* _Do this_:
Quote the data below in full, please, without altering anything.

Stored entries:
▬▬▬▬▬▬▬▬▬▬

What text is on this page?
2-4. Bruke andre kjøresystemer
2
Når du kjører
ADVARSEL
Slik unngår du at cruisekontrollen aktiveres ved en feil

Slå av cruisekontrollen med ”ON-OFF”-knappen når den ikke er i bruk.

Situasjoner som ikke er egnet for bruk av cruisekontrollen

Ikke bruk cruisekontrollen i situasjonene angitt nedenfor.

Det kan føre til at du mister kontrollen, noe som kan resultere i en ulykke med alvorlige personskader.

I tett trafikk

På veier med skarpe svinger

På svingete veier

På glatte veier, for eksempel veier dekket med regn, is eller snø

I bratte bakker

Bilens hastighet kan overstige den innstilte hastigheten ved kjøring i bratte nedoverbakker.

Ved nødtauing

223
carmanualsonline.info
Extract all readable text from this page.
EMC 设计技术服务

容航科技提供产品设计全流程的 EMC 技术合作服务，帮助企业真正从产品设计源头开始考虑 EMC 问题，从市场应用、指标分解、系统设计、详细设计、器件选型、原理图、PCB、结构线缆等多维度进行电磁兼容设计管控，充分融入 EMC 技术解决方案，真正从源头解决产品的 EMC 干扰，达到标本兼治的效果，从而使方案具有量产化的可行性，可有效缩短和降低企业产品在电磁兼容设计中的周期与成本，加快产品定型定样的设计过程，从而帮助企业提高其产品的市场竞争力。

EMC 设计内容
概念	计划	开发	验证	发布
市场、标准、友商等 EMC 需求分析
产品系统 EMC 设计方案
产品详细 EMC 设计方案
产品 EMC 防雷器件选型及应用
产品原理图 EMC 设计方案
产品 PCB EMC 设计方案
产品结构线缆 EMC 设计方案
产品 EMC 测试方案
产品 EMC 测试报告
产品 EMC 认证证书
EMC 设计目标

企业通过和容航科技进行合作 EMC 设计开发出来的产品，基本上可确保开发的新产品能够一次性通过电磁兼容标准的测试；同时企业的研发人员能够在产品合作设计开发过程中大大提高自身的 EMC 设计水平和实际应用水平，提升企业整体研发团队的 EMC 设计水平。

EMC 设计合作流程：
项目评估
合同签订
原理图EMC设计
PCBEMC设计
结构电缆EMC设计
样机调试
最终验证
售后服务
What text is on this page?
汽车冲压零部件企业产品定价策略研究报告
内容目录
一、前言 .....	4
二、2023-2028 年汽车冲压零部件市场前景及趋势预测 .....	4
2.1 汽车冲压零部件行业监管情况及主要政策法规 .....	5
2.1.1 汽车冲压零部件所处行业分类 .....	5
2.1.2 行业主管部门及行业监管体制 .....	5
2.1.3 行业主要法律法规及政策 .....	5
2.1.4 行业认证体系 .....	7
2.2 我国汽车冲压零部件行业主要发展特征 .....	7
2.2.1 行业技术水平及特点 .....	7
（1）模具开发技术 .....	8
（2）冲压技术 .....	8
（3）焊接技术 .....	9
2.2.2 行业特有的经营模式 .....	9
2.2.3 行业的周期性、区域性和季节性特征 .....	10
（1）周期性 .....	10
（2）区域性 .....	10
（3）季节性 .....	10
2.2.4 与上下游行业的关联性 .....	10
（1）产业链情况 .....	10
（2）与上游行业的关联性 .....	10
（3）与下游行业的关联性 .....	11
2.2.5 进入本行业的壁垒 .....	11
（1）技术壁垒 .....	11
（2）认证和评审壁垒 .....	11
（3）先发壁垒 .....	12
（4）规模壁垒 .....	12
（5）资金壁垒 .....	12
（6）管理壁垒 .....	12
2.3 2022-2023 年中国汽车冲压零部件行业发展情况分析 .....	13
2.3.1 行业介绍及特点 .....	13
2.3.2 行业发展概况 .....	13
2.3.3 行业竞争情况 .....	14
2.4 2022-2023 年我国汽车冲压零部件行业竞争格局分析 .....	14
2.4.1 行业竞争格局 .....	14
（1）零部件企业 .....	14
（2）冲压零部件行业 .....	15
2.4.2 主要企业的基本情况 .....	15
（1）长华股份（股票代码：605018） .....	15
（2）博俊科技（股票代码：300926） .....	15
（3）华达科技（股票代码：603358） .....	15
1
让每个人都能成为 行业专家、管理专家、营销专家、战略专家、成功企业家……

▬▬▬▬▬▬▬▬▬▬

* _The answer_:
What text is on this page?
2-4. Bruke andre kjøresystemer
2
Når du kjører
ADVARSEL
Slik unngår du at cruisekontrollen aktiveres ved en feil

Slå av cruisekontrollen med ”ON-OFF”-knappen når den ikke er i bruk.

Situasjoner som ikke er egnet for bruk av cruisekontrollen

Ikke bruk cruisekontrollen i situasjonene angitt nedenfor.

Det kan føre til at du mister kontrollen, noe som kan resultere i en ulykke med alvorlige personskader.

I tett trafikk

På veier med skarpe svinger

På svingete veier

På glatte veier, for eksempel veier dekket med regn, is eller snø

I bratte bakker

Bilens hastighet kan overstige den innstilte hastigheten ved kjøring i bratte nedoverbakker.

Ved nødtauing

223
carmanualsonline.info
Extract all readable text from this page.
EMC 设计技术服务

容航科技提供产品设计全流程的 EMC 技术合作服务，帮助企业真正从产品设计源头开始考虑 EMC 问题，从市场应用、指标分解、系统设计、详细设计、器件选型、原理图、PCB、结构线缆等多维度进行电磁兼容设计管控，充分融入 EMC 技术解决方案，真正从源头解决产品的 EMC 干扰，达到标本兼治的效果，从而使方案具有量产化的可行性，可有效缩短和降低企业产品在电磁兼容设计中的周期与成本，加快产品定型定样的设计过程，从而帮助企业提高其产品的市场竞争力。

EMC 设计内容
概念	计划	开发	验证	发布
市场、标准、友商等 EMC 需求分析
产品系统 EMC 设计方案
产品详细 EMC 设计方案
产品 EMC 防雷器件选型及应用
产品原理图 EMC 设计方案
产品 PCB EMC 设计方案
产品结构线缆 EMC 设计方案
产品 EMC 测试方案
产品 EMC 测试报告
产品 EMC 认证证书
EMC 设计目标

企业通过和容航科技进行合作 EMC 设计开发出来的产品，基本上可确保开发的新产品能够一次性通过电磁兼容标准的测试；同时企业的研发人员能够在产品合作设计开发过程中大大提高自身的 EMC 设计水平和实际应用水平，提升企业整体研发团队的 EMC 设计水平。

EMC 设计合作流程：
项目评估
合同签订
原理图EMC设计
PCBEMC设计
结构电缆EMC设计
样机调试
最终验证
售后服务
What text is on this page?
汽车冲压零部件企业产品定价策略研究报告
内容目录
一、前言 .....	4
二、2023-2028 年汽车冲压零部件市场前景及趋势预测 .....	4
2.1 汽车冲压零部件行业监管情况及主要政策法规 .....	5
2.1.1 汽车冲压零部件所处行业分类 .....	5
2.1.2 行业主管部门及行业监管体制 .....	5
2.1.3 行业主要法律法规及政策 .....	5
2.1.4 行业认证体系 .....	7
2.2 我国汽车冲压零部件行业主要发展特征 .....	7
2.2.1 行业技术水平及特点 .....	7
（1）模具开发技术 .....	8
（2）冲压技术 .....	8
（3）焊接技术 .....	9
2.2.2 行业特有的经营模式 .....	9
2.2.3 行业的周期性、区域性和季节性特征 .....	10
（1）周期性 .....	10
（2）区域性 .....	10
（3）季节性 .....	10
2.2.4 与上下游行业的关联性 .....	10
（1）产业链情况 .....	10
（2）与上游行业的关联性 .....	10
（3）与下游行业的关联性 .....	11
2.2.5 进入本行业的壁垒 .....	11
（1）技术壁垒 .....	11
（2）认证和评审壁垒 .....	11
（3）先发壁垒 .....	12
（4）规模壁垒 .....	12
（5）资金壁垒 .....	12
（6）管理壁垒 .....	12
2.3 2022-2023 年中国汽车冲压零部件行业发展情况分析 .....	13
2.3.1 行业介绍及特点 .....	13
2.3.2 行业发展概况 .....	13
2.3.3 行业竞争情况 .....	14
2.4 2022-2023 年我国汽车冲压零部件行业竞争格局分析 .....	14
2.4.1 行业竞争格局 .....	14
（1）零部件企业 .....	14
（2）冲压零部件行业 .....	15
2.4.2 主要企业的基本情况 .....	15
（1）长华股份（股票代码：605018） .....	15
（2）博俊科技（股票代码：300926） .....	15
（3）华达科技（股票代码：603358） .....	15
1
让每个人都能成为 行业专家、管理专家、营销专家、战略专家、成功企业家……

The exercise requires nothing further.